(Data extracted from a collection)
▽
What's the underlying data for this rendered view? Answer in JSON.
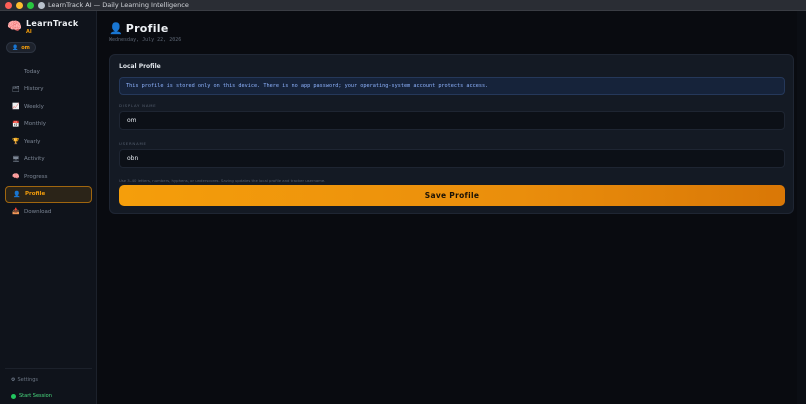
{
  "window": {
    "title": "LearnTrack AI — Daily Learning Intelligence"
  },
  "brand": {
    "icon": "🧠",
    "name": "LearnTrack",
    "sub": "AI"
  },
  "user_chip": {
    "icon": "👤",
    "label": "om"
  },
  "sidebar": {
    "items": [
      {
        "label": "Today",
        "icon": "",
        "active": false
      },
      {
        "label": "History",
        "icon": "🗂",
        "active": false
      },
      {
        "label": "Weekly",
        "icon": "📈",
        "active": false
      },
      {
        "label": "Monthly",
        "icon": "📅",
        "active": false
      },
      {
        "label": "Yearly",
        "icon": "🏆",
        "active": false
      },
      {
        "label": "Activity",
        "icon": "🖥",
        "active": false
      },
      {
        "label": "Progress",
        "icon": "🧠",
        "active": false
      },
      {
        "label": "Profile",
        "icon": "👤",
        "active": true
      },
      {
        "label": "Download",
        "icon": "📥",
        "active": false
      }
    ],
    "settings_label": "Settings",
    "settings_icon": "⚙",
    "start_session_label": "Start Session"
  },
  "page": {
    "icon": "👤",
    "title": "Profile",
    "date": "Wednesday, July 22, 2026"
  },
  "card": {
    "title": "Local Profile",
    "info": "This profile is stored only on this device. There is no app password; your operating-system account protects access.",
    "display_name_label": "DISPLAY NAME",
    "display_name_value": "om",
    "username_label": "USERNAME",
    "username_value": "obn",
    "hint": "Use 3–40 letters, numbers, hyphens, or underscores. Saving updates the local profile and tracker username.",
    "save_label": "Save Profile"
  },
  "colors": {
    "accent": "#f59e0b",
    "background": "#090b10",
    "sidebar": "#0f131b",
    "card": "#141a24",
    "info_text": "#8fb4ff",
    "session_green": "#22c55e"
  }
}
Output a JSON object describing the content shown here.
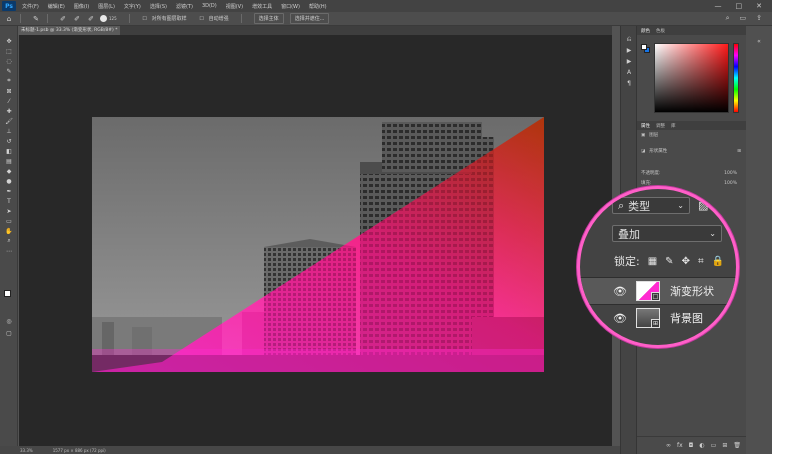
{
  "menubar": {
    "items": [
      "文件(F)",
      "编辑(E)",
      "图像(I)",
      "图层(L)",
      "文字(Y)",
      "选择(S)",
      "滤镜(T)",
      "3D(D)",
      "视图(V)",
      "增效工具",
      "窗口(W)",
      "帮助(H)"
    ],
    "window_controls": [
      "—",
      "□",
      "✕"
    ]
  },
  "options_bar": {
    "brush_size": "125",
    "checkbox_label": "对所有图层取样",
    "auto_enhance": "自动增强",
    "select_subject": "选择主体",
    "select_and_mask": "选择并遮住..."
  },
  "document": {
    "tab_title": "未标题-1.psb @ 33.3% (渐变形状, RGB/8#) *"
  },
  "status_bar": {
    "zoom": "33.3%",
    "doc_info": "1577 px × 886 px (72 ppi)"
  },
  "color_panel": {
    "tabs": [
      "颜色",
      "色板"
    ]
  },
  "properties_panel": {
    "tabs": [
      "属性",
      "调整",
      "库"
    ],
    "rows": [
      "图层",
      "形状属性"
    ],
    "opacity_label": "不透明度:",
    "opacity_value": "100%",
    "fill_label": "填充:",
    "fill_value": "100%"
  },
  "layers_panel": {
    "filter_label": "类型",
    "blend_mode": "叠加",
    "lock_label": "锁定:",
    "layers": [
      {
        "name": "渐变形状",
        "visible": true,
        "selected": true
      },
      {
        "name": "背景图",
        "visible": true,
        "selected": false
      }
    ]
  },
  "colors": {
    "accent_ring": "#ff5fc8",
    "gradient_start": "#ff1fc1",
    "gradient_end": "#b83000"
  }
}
△
▽
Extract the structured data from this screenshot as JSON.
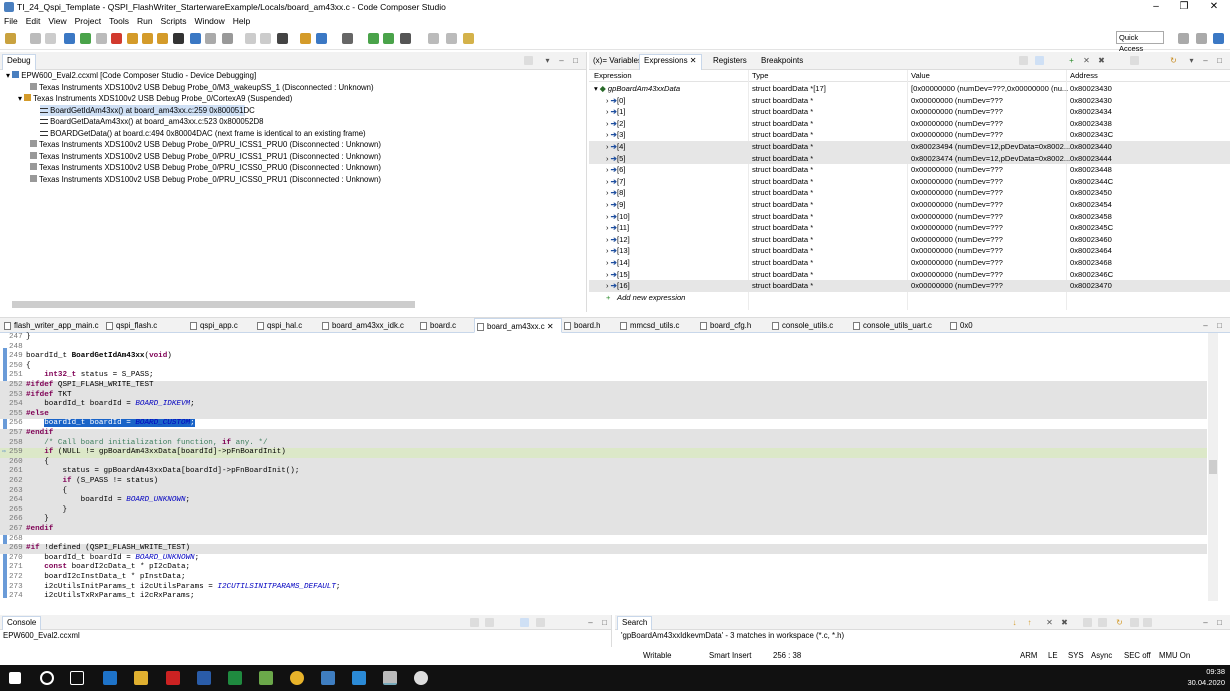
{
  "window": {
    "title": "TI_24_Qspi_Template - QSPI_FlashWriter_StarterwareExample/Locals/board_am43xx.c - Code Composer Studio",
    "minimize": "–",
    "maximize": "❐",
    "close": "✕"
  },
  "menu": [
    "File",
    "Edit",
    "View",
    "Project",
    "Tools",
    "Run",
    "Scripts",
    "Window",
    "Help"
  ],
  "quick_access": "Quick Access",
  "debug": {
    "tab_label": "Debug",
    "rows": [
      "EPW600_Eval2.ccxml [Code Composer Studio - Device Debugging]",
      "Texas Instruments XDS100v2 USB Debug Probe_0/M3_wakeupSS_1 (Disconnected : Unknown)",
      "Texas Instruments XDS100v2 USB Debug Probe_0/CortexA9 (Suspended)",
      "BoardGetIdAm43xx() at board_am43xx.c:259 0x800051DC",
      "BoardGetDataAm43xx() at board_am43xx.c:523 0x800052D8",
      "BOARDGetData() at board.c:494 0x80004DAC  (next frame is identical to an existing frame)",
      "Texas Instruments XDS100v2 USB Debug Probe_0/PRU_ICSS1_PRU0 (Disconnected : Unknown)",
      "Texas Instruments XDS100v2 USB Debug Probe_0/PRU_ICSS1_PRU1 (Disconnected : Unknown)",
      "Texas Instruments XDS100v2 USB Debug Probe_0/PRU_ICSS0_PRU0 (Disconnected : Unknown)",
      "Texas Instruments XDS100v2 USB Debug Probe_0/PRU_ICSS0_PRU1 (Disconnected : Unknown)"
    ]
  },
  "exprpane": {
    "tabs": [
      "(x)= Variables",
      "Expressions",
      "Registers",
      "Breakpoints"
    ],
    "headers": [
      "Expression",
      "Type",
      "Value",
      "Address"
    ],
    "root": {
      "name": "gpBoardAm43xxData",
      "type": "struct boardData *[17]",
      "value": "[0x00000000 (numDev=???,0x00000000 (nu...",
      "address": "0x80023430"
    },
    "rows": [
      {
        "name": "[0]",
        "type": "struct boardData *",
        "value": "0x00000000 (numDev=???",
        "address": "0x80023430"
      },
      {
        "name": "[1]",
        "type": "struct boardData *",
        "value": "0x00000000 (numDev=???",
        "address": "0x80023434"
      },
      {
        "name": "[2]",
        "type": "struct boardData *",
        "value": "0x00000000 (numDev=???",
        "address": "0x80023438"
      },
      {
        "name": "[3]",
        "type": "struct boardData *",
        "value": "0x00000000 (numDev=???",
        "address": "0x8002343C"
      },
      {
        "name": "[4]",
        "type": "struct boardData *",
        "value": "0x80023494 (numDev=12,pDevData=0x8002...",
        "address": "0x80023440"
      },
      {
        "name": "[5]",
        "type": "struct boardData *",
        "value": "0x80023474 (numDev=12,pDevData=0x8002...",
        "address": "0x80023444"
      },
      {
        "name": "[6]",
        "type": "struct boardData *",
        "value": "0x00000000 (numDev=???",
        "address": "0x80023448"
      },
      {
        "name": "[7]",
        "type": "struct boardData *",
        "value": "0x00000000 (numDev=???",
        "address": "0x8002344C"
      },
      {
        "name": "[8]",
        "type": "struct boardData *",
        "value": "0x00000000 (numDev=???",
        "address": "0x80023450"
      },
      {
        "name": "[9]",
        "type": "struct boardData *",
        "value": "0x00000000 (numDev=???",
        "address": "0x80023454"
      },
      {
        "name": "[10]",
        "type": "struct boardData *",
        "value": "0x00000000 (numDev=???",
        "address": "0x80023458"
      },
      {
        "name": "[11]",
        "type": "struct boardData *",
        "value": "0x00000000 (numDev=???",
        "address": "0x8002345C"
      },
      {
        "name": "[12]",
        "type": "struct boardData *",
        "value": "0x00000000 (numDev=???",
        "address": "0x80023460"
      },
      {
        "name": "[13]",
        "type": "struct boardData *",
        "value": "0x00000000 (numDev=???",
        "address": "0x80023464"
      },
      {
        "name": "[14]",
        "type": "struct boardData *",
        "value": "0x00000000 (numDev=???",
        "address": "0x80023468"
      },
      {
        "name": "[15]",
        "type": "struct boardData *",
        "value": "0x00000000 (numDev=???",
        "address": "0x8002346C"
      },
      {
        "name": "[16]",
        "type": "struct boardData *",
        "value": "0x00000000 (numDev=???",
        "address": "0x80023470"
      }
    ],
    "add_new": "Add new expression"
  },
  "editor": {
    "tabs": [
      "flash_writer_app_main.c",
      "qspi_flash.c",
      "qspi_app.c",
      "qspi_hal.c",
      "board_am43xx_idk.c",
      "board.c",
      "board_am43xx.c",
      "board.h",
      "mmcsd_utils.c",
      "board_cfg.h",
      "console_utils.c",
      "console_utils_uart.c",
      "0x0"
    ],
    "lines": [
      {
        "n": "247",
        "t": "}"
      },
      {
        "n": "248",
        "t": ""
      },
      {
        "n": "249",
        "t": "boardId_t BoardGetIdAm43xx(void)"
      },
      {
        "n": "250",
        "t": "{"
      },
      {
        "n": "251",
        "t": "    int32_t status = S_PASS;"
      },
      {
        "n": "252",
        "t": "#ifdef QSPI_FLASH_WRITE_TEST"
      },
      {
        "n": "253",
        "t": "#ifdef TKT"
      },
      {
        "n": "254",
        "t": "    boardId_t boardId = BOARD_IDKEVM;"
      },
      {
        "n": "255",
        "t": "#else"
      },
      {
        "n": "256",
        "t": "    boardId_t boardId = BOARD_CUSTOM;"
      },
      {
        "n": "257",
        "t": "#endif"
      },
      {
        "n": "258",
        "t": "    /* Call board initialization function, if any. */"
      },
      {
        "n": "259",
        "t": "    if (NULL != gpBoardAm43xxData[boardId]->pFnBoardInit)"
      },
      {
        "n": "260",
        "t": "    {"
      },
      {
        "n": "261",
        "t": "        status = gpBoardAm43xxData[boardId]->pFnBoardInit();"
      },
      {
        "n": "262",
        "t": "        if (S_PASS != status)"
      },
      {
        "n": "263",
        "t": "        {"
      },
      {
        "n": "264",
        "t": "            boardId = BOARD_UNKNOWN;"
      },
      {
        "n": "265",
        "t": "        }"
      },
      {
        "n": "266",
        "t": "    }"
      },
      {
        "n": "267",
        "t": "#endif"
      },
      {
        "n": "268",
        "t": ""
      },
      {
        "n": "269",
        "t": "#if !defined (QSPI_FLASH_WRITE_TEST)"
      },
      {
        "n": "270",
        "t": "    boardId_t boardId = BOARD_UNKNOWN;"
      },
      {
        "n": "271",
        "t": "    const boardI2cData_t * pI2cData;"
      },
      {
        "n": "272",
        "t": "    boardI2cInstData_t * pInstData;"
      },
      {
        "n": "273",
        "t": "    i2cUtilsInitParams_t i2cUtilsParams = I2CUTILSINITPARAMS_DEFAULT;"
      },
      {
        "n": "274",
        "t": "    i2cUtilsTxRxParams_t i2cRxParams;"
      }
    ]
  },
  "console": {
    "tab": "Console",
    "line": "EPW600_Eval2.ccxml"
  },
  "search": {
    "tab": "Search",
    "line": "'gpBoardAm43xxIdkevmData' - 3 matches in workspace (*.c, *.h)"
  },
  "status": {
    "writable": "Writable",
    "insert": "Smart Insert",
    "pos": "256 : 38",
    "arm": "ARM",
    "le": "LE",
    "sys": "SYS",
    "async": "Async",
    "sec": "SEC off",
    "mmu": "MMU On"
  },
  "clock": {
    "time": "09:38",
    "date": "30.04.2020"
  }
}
△
- **DIRECTIONS FOR THIS TASK**: Going over the lines above, work out how many include "Studio", then give only that number.

- **ANSWER BELOW**: 2